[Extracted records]
•••
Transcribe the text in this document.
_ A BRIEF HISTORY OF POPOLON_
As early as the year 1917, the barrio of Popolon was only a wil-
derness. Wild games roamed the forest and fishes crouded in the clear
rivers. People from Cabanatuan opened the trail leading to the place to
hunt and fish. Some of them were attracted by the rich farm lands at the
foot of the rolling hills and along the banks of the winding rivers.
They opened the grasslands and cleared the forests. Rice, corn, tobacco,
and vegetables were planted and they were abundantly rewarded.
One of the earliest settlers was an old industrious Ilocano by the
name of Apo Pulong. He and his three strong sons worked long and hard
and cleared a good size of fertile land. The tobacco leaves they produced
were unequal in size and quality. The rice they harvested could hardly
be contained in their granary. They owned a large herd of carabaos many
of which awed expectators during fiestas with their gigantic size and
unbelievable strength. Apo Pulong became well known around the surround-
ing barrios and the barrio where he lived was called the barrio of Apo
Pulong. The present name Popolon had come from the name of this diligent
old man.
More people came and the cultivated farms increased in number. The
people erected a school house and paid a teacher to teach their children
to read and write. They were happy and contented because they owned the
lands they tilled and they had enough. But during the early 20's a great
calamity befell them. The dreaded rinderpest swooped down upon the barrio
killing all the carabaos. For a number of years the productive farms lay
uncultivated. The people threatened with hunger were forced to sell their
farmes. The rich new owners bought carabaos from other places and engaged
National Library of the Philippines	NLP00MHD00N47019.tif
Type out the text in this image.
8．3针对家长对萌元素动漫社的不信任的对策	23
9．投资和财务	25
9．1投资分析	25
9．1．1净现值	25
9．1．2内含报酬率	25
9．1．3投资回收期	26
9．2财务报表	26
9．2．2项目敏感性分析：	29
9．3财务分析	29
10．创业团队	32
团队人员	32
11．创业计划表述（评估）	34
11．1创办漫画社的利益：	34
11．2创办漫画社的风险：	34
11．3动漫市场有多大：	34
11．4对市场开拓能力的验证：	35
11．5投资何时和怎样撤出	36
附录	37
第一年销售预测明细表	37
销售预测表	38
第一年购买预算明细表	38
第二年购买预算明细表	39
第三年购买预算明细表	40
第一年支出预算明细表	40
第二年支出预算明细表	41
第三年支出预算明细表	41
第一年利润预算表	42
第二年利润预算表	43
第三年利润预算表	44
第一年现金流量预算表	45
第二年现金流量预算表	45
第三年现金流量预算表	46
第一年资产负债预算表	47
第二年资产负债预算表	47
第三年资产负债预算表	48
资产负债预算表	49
•••
Written problem. All of the material must be reproduced exactly.

Exercise solution.
Transcribe the text in this document.
_ A BRIEF HISTORY OF POPOLON_
As early as the year 1917, the barrio of Popolon was only a wil-
derness. Wild games roamed the forest and fishes crouded in the clear
rivers. People from Cabanatuan opened the trail leading to the place to
hunt and fish. Some of them were attracted by the rich farm lands at the
foot of the rolling hills and along the banks of the winding rivers.
They opened the grasslands and cleared the forests. Rice, corn, tobacco,
and vegetables were planted and they were abundantly rewarded.
One of the earliest settlers was an old industrious Ilocano by the
name of Apo Pulong. He and his three strong sons worked long and hard
and cleared a good size of fertile land. The tobacco leaves they produced
were unequal in size and quality. The rice they harvested could hardly
be contained in their granary. They owned a large herd of carabaos many
of which awed expectators during fiestas with their gigantic size and
unbelievable strength. Apo Pulong became well known around the surround-
ing barrios and the barrio where he lived was called the barrio of Apo
Pulong. The present name Popolon had come from the name of this diligent
old man.
More people came and the cultivated farms increased in number. The
people erected a school house and paid a teacher to teach their children
to read and write. They were happy and contented because they owned the
lands they tilled and they had enough. But during the early 20's a great
calamity befell them. The dreaded rinderpest swooped down upon the barrio
killing all the carabaos. For a number of years the productive farms lay
uncultivated. The people threatened with hunger were forced to sell their
farmes. The rich new owners bought carabaos from other places and engaged
National Library of the Philippines	NLP00MHD00N47019.tif
Type out the text in this image.
8．3针对家长对萌元素动漫社的不信任的对策	23
9．投资和财务	25
9．1投资分析	25
9．1．1净现值	25
9．1．2内含报酬率	25
9．1．3投资回收期	26
9．2财务报表	26
9．2．2项目敏感性分析：	29
9．3财务分析	29
10．创业团队	32
团队人员	32
11．创业计划表述（评估）	34
11．1创办漫画社的利益：	34
11．2创办漫画社的风险：	34
11．3动漫市场有多大：	34
11．4对市场开拓能力的验证：	35
11．5投资何时和怎样撤出	36
附录	37
第一年销售预测明细表	37
销售预测表	38
第一年购买预算明细表	38
第二年购买预算明细表	39
第三年购买预算明细表	40
第一年支出预算明细表	40
第二年支出预算明细表	41
第三年支出预算明细表	41
第一年利润预算表	42
第二年利润预算表	43
第三年利润预算表	44
第一年现金流量预算表	45
第二年现金流量预算表	45
第三年现金流量预算表	46
第一年资产负债预算表	47
第二年资产负债预算表	47
第三年资产负债预算表	48
资产负债预算表	49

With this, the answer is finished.